_Aim_: Show every line that has the string "marker" in it.

#####

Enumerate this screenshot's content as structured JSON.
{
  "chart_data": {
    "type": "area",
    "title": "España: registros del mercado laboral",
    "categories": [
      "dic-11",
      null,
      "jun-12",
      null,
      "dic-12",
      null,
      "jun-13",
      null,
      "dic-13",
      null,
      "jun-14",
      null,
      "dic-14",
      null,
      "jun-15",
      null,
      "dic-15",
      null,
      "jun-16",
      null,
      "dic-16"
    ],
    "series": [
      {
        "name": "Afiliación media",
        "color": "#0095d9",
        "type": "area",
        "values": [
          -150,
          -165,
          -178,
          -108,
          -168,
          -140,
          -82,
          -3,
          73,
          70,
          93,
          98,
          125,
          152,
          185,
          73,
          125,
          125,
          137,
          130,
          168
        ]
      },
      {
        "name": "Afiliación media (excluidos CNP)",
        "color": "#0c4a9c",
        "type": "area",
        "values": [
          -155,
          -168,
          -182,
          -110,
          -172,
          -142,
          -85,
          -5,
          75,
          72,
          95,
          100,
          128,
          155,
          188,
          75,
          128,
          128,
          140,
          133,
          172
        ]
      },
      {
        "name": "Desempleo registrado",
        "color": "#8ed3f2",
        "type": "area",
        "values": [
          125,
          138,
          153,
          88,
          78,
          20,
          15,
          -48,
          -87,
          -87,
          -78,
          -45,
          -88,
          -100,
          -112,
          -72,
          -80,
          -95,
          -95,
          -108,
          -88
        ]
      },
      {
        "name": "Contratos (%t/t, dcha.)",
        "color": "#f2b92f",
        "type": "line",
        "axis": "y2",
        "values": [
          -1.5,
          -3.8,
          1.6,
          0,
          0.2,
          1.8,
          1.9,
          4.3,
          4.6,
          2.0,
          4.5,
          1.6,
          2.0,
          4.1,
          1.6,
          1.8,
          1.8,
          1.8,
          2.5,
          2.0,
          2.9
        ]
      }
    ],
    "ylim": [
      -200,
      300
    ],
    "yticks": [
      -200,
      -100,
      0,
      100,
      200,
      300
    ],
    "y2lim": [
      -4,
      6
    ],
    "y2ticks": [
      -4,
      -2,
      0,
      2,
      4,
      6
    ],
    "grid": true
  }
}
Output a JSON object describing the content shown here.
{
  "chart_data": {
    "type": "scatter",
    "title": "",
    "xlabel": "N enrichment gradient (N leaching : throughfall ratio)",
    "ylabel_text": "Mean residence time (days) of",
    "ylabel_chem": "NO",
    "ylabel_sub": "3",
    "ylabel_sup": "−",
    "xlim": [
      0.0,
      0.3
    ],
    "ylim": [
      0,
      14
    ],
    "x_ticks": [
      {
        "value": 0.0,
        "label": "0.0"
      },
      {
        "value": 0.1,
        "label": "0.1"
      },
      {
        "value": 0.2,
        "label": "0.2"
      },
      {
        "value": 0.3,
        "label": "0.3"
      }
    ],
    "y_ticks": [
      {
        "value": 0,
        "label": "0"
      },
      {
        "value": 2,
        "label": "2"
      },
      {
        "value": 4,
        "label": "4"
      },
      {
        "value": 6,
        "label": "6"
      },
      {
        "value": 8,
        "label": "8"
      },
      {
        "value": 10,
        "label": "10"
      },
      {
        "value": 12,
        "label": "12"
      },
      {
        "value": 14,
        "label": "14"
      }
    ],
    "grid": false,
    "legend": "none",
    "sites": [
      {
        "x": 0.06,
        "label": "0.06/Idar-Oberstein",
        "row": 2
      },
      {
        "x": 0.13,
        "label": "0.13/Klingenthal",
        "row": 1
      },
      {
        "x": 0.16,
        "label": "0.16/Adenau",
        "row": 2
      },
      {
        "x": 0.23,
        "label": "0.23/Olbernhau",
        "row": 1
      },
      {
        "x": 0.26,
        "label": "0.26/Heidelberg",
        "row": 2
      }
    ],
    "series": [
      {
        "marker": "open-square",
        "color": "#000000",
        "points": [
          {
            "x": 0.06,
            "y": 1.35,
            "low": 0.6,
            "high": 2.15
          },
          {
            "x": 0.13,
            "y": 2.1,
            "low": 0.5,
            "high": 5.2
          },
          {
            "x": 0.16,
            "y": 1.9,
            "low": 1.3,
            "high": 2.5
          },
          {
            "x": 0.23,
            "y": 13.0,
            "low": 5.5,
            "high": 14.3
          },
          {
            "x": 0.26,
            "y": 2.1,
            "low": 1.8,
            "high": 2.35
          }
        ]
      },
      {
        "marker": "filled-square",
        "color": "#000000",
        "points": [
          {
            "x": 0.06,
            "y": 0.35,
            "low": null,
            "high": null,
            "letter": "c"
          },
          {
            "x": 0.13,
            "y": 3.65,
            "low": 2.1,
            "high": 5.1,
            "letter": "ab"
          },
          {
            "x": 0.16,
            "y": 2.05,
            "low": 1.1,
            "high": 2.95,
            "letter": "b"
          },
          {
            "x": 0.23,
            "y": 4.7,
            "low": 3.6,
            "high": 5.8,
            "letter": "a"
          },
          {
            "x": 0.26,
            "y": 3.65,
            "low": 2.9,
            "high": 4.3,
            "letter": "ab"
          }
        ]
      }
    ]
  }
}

#####

_Solution below_:
        "marker": "open-square",
        "marker": "filled-square",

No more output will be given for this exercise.